## [Required task]
Return, word for word, every line that follows.

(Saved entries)
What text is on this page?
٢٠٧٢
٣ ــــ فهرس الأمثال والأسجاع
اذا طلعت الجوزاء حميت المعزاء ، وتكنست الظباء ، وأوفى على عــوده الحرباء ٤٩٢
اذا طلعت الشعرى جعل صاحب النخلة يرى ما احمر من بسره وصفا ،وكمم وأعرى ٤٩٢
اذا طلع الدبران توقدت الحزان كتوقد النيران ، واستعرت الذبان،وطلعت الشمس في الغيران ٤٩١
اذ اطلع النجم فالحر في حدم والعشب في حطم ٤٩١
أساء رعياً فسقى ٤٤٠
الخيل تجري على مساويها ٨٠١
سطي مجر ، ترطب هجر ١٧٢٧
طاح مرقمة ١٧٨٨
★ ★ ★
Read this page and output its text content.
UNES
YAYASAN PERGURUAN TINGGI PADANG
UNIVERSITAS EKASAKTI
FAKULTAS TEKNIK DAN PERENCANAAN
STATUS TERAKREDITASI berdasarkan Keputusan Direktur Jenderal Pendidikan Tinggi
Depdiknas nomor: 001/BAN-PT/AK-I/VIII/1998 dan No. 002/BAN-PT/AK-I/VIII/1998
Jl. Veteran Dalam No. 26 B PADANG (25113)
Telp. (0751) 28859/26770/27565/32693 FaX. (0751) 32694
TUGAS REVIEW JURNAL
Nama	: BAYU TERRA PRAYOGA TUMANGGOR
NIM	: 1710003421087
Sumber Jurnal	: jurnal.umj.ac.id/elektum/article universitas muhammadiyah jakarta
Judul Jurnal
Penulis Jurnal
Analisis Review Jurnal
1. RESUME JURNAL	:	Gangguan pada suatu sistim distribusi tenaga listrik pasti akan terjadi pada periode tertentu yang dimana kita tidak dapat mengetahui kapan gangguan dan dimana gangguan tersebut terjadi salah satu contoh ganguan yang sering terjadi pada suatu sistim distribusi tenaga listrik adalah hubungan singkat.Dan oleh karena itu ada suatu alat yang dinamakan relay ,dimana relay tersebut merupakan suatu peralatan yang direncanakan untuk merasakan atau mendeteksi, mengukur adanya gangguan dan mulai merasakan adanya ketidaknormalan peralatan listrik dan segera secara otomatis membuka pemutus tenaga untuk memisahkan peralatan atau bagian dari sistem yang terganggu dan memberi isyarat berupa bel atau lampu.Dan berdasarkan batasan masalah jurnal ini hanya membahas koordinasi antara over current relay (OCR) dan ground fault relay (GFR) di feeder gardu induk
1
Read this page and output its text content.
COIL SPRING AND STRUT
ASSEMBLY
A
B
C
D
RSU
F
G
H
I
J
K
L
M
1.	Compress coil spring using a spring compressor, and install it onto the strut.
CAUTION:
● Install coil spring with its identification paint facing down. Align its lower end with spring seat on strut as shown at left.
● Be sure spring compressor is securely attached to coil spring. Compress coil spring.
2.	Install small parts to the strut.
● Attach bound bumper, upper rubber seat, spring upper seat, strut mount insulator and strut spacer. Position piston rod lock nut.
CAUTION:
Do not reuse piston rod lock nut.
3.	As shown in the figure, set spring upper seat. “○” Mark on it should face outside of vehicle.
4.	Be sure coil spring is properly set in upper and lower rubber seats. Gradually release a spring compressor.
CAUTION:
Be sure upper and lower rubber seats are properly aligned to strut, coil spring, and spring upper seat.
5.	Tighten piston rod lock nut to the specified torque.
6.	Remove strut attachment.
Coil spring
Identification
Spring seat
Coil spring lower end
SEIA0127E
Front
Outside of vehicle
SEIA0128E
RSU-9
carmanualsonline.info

## [Task solution]
What text is on this page?
٢٠٧٢
٣ ــــ فهرس الأمثال والأسجاع
اذا طلعت الجوزاء حميت المعزاء ، وتكنست الظباء ، وأوفى على عــوده الحرباء ٤٩٢
اذا طلعت الشعرى جعل صاحب النخلة يرى ما احمر من بسره وصفا ،وكمم وأعرى ٤٩٢
اذا طلع الدبران توقدت الحزان كتوقد النيران ، واستعرت الذبان،وطلعت الشمس في الغيران ٤٩١
اذ اطلع النجم فالحر في حدم والعشب في حطم ٤٩١
أساء رعياً فسقى ٤٤٠
الخيل تجري على مساويها ٨٠١
سطي مجر ، ترطب هجر ١٧٢٧
طاح مرقمة ١٧٨٨
★ ★ ★
Read this page and output its text content.
UNES
YAYASAN PERGURUAN TINGGI PADANG
UNIVERSITAS EKASAKTI
FAKULTAS TEKNIK DAN PERENCANAAN
STATUS TERAKREDITASI berdasarkan Keputusan Direktur Jenderal Pendidikan Tinggi
Depdiknas nomor: 001/BAN-PT/AK-I/VIII/1998 dan No. 002/BAN-PT/AK-I/VIII/1998
Jl. Veteran Dalam No. 26 B PADANG (25113)
Telp. (0751) 28859/26770/27565/32693 FaX. (0751) 32694
TUGAS REVIEW JURNAL
Nama	: BAYU TERRA PRAYOGA TUMANGGOR
NIM	: 1710003421087
Sumber Jurnal	: jurnal.umj.ac.id/elektum/article universitas muhammadiyah jakarta
Judul Jurnal
Penulis Jurnal
Analisis Review Jurnal
1. RESUME JURNAL	:	Gangguan pada suatu sistim distribusi tenaga listrik pasti akan terjadi pada periode tertentu yang dimana kita tidak dapat mengetahui kapan gangguan dan dimana gangguan tersebut terjadi salah satu contoh ganguan yang sering terjadi pada suatu sistim distribusi tenaga listrik adalah hubungan singkat.Dan oleh karena itu ada suatu alat yang dinamakan relay ,dimana relay tersebut merupakan suatu peralatan yang direncanakan untuk merasakan atau mendeteksi, mengukur adanya gangguan dan mulai merasakan adanya ketidaknormalan peralatan listrik dan segera secara otomatis membuka pemutus tenaga untuk memisahkan peralatan atau bagian dari sistem yang terganggu dan memberi isyarat berupa bel atau lampu.Dan berdasarkan batasan masalah jurnal ini hanya membahas koordinasi antara over current relay (OCR) dan ground fault relay (GFR) di feeder gardu induk
1
Read this page and output its text content.
COIL SPRING AND STRUT
ASSEMBLY
A
B
C
D
RSU
F
G
H
I
J
K
L
M
1.	Compress coil spring using a spring compressor, and install it onto the strut.
CAUTION:
● Install coil spring with its identification paint facing down. Align its lower end with spring seat on strut as shown at left.
● Be sure spring compressor is securely attached to coil spring. Compress coil spring.
2.	Install small parts to the strut.
● Attach bound bumper, upper rubber seat, spring upper seat, strut mount insulator and strut spacer. Position piston rod lock nut.
CAUTION:
Do not reuse piston rod lock nut.
3.	As shown in the figure, set spring upper seat. “○” Mark on it should face outside of vehicle.
4.	Be sure coil spring is properly set in upper and lower rubber seats. Gradually release a spring compressor.
CAUTION:
Be sure upper and lower rubber seats are properly aligned to strut, coil spring, and spring upper seat.
5.	Tighten piston rod lock nut to the specified torque.
6.	Remove strut attachment.
Coil spring
Identification
Spring seat
Coil spring lower end
SEIA0127E
Front
Outside of vehicle
SEIA0128E
RSU-9
carmanualsonline.info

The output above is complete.